**** Provided material ****

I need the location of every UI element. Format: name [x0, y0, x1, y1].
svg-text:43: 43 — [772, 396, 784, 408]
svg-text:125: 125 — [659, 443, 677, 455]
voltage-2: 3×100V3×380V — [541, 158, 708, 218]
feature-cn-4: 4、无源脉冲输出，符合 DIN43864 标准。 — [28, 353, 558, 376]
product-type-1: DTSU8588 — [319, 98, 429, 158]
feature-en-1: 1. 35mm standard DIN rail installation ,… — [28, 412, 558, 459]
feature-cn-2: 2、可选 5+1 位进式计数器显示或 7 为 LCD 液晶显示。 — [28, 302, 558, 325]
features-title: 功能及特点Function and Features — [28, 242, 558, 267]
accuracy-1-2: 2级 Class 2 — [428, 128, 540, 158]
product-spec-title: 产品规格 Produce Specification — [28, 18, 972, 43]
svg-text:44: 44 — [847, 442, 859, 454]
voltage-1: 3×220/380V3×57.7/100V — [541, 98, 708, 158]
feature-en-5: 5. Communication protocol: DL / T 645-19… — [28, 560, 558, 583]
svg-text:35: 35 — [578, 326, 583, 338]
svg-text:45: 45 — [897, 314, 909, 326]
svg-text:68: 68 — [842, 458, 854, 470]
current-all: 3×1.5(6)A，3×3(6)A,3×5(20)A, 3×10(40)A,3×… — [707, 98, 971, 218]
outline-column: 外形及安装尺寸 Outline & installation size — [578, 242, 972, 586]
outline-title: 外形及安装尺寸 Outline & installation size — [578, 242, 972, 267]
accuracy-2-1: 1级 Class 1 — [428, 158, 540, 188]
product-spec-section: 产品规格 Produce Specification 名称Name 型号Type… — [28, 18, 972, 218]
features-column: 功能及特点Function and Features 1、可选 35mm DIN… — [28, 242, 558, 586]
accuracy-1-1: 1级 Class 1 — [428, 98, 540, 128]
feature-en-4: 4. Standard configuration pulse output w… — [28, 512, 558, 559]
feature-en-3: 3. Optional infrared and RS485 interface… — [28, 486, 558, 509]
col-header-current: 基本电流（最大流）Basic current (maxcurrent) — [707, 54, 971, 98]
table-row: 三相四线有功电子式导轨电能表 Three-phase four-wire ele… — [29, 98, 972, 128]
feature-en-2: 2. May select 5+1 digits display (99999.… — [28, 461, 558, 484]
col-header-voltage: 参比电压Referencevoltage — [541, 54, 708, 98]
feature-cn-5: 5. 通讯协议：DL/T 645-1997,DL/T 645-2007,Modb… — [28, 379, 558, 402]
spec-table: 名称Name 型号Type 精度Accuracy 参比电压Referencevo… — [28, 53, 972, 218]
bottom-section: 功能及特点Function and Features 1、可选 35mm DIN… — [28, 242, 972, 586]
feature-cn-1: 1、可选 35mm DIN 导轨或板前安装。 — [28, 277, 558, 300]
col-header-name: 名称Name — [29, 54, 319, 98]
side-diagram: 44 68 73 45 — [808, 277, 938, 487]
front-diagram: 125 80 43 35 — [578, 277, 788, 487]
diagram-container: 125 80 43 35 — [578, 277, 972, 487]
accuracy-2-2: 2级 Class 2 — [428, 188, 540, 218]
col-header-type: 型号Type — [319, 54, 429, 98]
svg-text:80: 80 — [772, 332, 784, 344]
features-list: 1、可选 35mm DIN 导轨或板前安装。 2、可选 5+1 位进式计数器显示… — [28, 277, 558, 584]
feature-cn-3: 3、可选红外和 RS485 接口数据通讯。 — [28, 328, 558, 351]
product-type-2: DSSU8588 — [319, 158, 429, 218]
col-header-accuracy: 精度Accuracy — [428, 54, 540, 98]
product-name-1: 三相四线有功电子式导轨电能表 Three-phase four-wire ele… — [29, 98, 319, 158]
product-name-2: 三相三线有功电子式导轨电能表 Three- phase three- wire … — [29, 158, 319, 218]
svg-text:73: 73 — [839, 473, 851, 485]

****

• **Set exercise**
Please rewrite the data from its first line through the line containing "features-title: 功能及特点Function and", changing "svg-text" to "text-node" and leaving everything else unchanged.

• **Result of this task**
I need the location of every UI element. Format: name [x0, y0, x1, y1].
text-node:43: 43 — [772, 396, 784, 408]
text-node:125: 125 — [659, 443, 677, 455]
voltage-2: 3×100V3×380V — [541, 158, 708, 218]
feature-cn-4: 4、无源脉冲输出，符合 DIN43864 标准。 — [28, 353, 558, 376]
product-type-1: DTSU8588 — [319, 98, 429, 158]
feature-en-1: 1. 35mm standard DIN rail installation ,… — [28, 412, 558, 459]
feature-cn-2: 2、可选 5+1 位进式计数器显示或 7 为 LCD 液晶显示。 — [28, 302, 558, 325]
features-title: 功能及特点Function and Features — [28, 242, 558, 267]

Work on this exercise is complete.